**Entrées enregistrées**
§

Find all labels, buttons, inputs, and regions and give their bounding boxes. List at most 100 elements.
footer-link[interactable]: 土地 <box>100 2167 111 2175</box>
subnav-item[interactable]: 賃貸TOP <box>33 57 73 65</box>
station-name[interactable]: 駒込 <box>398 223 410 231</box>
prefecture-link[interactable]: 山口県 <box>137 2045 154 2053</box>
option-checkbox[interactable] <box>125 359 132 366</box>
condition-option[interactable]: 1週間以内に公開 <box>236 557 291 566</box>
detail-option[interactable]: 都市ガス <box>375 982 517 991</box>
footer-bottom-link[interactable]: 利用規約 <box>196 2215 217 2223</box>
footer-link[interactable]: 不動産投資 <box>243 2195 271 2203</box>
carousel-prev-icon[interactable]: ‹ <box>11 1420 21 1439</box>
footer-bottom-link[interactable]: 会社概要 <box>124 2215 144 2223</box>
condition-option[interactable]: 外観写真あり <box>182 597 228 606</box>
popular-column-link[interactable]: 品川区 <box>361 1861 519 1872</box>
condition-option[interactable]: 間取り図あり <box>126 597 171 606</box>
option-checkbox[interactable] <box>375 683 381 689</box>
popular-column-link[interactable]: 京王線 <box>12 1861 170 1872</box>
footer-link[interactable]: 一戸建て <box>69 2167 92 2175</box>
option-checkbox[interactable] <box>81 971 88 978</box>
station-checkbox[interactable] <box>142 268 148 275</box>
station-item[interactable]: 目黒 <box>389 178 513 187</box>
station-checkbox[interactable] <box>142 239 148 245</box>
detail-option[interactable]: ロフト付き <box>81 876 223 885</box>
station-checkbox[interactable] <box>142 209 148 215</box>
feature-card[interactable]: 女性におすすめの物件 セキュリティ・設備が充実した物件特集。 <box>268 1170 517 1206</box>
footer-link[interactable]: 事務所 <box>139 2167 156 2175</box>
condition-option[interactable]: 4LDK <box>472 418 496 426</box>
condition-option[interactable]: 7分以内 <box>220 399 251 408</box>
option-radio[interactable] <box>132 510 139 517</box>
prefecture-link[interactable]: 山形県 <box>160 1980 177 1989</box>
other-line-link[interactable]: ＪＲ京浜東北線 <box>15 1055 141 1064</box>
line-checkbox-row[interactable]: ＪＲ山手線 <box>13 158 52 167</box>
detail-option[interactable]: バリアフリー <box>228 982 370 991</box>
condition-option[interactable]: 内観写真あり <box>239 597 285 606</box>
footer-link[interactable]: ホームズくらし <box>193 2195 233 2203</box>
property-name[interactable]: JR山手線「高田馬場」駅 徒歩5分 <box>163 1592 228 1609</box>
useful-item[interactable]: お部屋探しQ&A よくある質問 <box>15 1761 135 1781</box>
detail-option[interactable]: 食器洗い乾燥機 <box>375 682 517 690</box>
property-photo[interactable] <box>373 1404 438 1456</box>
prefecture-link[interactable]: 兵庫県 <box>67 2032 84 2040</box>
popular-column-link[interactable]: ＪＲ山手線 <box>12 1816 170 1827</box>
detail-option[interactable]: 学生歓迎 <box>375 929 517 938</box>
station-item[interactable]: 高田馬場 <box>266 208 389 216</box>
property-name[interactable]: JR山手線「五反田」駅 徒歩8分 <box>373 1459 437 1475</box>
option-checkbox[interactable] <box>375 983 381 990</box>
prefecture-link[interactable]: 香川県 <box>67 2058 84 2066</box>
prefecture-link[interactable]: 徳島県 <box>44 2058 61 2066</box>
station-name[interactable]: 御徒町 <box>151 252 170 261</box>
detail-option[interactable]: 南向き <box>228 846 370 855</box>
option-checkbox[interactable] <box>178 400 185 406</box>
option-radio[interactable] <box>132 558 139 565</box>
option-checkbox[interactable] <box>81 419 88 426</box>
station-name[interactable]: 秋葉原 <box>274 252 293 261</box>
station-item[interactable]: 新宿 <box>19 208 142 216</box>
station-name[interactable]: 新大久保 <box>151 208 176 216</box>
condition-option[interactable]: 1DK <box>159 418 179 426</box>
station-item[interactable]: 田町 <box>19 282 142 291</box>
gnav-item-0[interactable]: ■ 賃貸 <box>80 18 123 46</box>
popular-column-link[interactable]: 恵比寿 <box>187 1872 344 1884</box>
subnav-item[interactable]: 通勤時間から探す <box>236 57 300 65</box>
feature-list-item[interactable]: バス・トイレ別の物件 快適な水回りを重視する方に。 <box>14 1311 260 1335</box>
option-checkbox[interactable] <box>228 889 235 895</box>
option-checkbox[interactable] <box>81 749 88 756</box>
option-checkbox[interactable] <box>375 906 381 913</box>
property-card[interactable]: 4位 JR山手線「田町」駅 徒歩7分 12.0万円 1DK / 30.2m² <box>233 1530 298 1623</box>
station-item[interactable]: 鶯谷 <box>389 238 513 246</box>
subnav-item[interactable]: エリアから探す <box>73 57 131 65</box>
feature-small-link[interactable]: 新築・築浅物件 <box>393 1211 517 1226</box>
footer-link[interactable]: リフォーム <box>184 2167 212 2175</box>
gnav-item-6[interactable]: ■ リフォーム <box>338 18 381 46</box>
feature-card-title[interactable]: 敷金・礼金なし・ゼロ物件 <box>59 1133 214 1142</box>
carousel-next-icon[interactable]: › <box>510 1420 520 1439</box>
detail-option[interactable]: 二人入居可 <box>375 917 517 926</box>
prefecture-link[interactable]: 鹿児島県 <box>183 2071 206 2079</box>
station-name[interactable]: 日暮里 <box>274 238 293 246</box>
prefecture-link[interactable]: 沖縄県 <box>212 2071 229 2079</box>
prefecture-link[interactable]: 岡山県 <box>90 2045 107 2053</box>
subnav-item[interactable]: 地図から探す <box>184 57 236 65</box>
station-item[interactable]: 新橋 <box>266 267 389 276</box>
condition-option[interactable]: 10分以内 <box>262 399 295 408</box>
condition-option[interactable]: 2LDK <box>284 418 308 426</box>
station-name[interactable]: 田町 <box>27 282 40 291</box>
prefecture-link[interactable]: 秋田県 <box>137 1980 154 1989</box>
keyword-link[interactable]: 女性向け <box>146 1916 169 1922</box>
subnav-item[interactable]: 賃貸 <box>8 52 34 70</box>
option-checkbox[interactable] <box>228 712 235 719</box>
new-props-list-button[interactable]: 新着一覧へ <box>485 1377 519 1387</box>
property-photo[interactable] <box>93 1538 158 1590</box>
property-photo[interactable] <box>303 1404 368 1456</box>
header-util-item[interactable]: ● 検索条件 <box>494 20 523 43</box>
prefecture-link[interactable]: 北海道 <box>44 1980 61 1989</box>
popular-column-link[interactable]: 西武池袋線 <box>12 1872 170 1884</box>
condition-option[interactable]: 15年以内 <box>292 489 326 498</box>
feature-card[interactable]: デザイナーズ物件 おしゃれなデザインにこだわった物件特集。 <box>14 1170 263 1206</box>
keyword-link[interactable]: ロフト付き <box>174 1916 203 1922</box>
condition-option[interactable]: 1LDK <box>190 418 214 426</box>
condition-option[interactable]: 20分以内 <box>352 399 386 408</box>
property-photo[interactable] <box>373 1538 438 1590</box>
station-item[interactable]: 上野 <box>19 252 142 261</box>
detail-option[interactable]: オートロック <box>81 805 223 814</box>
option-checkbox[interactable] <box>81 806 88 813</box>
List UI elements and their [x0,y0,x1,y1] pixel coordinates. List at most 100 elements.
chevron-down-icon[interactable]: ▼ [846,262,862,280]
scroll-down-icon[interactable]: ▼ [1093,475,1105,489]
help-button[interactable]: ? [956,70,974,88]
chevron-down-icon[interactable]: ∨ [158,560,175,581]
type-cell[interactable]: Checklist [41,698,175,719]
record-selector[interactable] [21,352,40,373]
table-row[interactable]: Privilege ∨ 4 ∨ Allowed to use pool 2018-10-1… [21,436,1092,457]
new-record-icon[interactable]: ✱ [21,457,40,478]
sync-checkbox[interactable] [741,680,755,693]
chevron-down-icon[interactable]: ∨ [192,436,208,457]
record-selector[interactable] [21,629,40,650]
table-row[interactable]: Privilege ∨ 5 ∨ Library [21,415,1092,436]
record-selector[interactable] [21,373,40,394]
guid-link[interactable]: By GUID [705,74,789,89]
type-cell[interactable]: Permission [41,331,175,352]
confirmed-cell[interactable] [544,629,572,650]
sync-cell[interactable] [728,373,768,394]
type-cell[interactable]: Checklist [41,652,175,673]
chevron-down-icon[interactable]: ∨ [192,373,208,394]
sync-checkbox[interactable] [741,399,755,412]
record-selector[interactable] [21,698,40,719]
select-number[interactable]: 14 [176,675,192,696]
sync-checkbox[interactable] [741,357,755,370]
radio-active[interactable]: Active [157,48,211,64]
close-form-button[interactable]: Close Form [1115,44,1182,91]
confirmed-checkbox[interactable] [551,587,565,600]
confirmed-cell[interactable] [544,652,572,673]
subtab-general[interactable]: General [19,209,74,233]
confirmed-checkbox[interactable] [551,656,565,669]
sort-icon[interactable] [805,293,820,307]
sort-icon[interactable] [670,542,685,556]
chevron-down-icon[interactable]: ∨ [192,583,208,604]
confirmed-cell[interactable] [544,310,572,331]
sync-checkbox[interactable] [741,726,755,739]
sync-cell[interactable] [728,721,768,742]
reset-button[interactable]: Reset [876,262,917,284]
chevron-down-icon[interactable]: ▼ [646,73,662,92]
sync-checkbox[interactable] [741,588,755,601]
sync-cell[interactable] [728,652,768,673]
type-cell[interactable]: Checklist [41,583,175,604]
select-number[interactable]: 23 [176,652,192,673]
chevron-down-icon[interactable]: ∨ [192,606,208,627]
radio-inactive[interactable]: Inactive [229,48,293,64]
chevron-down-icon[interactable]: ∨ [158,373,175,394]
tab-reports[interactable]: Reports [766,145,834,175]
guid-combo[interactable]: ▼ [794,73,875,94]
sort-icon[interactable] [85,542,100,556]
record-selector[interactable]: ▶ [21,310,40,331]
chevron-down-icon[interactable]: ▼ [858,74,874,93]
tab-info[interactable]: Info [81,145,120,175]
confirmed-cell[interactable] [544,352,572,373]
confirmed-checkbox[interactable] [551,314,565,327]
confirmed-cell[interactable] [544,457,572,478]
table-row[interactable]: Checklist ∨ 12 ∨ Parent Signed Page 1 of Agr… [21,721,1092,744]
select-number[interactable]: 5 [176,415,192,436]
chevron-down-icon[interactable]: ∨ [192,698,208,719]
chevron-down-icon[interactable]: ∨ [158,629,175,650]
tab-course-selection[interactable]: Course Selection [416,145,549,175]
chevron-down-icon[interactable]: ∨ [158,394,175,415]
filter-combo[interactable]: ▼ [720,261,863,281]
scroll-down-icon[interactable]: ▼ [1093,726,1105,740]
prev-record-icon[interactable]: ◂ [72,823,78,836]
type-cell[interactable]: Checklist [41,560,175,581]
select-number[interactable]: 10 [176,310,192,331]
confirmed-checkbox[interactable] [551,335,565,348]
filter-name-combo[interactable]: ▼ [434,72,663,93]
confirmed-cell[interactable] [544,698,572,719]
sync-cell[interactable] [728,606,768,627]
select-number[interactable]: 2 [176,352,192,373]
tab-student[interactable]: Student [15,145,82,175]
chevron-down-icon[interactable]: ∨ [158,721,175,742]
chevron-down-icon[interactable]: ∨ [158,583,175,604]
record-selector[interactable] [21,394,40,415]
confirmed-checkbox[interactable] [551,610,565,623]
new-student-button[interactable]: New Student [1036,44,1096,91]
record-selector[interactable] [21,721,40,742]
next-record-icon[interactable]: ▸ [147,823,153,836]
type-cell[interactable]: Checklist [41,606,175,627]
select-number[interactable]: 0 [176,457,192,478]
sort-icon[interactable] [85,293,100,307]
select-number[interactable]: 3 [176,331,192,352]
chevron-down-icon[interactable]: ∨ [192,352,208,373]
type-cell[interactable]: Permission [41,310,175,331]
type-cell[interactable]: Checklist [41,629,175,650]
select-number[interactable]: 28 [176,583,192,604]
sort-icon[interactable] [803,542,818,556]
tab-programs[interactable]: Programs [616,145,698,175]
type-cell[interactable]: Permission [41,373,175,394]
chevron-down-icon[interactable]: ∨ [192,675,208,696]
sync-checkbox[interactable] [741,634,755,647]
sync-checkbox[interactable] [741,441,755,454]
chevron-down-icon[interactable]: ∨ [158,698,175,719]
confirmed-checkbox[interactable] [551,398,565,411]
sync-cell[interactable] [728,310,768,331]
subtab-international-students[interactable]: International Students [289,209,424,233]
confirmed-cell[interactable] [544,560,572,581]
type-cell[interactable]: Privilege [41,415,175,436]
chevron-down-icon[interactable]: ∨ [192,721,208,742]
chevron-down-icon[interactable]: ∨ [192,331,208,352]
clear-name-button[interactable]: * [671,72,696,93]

§

**Tâche à réaliser**
Recopiez à l'identique les lignes du listing, depuis la première jusqu'à celle qui contient "station-checkbox[interactable] <box>142 268", ces deux lignes comprises.

**Solution**
Find all labels, buttons, inputs, and regions and give their bounding boxes. List at most 100 elements.
footer-link[interactable]: 土地 <box>100 2167 111 2175</box>
subnav-item[interactable]: 賃貸TOP <box>33 57 73 65</box>
station-name[interactable]: 駒込 <box>398 223 410 231</box>
prefecture-link[interactable]: 山口県 <box>137 2045 154 2053</box>
option-checkbox[interactable] <box>125 359 132 366</box>
condition-option[interactable]: 1週間以内に公開 <box>236 557 291 566</box>
detail-option[interactable]: 都市ガス <box>375 982 517 991</box>
footer-bottom-link[interactable]: 利用規約 <box>196 2215 217 2223</box>
footer-link[interactable]: 不動産投資 <box>243 2195 271 2203</box>
carousel-prev-icon[interactable]: ‹ <box>11 1420 21 1439</box>
footer-bottom-link[interactable]: 会社概要 <box>124 2215 144 2223</box>
condition-option[interactable]: 外観写真あり <box>182 597 228 606</box>
popular-column-link[interactable]: 品川区 <box>361 1861 519 1872</box>
condition-option[interactable]: 間取り図あり <box>126 597 171 606</box>
option-checkbox[interactable] <box>375 683 381 689</box>
popular-column-link[interactable]: 京王線 <box>12 1861 170 1872</box>
footer-link[interactable]: 一戸建て <box>69 2167 92 2175</box>
option-checkbox[interactable] <box>81 971 88 978</box>
station-checkbox[interactable] <box>142 268 148 275</box>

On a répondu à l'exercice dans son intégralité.